Aim of the exercise: Using the listing below, report all lines holding the word "совершенствование".

Recorded data
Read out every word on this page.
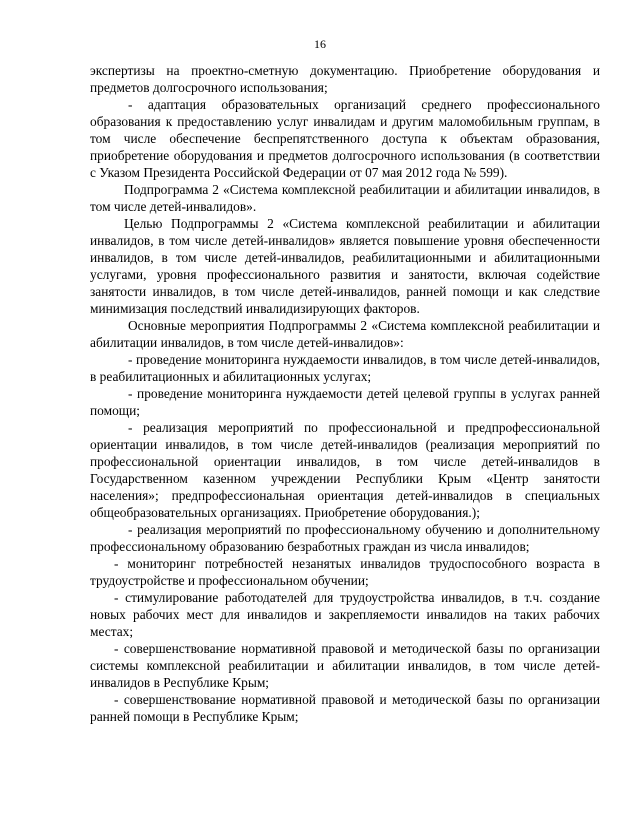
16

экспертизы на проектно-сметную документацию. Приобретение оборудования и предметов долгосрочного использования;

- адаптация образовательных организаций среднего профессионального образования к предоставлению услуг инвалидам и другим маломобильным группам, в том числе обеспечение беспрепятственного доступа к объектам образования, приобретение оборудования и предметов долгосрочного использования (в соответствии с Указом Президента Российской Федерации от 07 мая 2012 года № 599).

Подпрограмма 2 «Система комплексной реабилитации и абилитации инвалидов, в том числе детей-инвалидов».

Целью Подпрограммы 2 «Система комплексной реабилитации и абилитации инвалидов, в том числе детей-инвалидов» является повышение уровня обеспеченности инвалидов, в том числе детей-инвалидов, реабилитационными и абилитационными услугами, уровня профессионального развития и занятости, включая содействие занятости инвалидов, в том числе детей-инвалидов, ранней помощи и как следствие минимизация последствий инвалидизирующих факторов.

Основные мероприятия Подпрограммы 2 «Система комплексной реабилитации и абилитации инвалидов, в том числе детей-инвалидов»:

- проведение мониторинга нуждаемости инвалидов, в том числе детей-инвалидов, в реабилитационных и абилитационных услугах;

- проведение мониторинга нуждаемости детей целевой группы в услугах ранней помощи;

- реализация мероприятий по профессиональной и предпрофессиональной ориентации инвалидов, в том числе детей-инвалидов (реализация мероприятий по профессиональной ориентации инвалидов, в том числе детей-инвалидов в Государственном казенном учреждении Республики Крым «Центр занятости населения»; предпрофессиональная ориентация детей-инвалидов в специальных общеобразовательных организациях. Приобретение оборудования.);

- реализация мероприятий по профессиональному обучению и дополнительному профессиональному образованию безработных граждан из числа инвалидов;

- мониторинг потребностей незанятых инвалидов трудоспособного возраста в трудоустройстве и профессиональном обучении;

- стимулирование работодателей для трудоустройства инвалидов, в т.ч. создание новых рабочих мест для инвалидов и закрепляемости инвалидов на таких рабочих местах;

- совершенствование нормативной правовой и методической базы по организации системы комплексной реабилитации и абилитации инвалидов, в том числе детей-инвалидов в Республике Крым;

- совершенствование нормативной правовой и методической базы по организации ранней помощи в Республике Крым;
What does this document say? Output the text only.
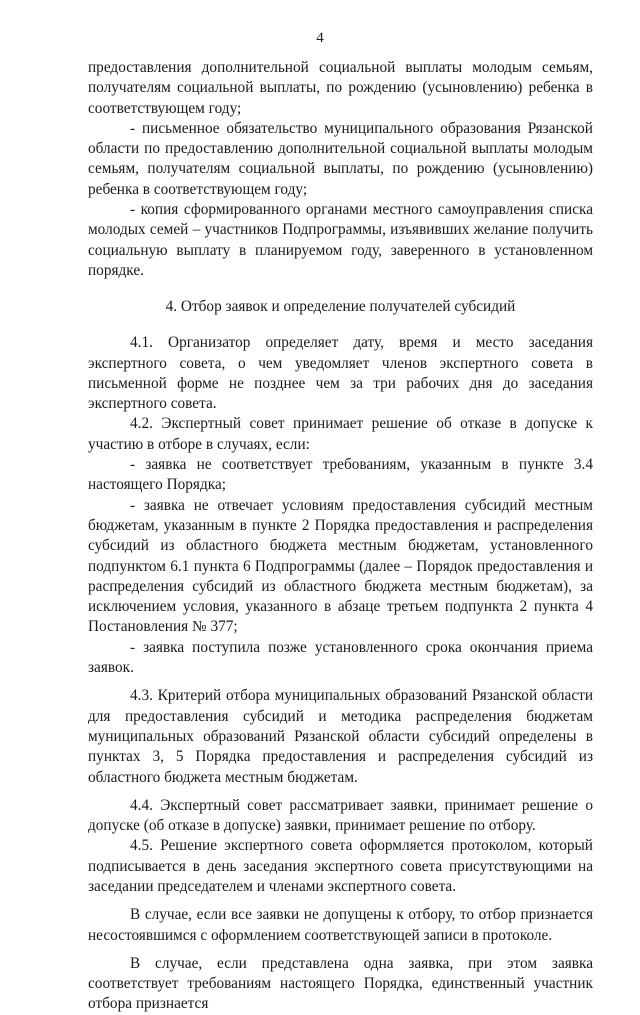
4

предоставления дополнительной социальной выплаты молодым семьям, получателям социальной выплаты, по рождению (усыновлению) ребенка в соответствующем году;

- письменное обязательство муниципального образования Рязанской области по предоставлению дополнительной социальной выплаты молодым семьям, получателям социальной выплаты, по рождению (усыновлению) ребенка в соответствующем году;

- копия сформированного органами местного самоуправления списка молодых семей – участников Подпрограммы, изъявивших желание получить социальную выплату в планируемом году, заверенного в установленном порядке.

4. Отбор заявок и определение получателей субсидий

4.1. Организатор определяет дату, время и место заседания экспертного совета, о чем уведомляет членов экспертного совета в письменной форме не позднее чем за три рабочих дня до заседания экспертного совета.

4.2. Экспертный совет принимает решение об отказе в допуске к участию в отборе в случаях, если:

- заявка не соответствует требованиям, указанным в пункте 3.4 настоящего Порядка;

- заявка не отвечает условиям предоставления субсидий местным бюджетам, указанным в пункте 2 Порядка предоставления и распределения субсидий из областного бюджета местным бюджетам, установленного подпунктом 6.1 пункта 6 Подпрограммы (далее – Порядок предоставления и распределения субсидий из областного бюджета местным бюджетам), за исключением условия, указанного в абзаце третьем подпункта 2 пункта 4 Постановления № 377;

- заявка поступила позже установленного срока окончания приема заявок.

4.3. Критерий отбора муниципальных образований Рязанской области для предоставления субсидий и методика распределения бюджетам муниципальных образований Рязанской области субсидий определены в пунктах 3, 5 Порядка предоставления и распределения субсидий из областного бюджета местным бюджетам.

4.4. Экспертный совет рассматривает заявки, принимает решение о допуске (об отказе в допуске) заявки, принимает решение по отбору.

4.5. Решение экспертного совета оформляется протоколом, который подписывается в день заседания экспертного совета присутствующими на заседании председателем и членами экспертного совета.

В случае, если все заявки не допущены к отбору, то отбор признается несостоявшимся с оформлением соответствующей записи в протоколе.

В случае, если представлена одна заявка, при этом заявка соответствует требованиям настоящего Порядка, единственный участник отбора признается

Result of this task:
- совершенствование нормативной правовой и методической базы по организации системы комплексной реабилитации и абилитации инвалидов, в том числе детей-инвалидов в Республике Крым;
- совершенствование нормативной правовой и методической базы по организации ранней помощи в Республике Крым;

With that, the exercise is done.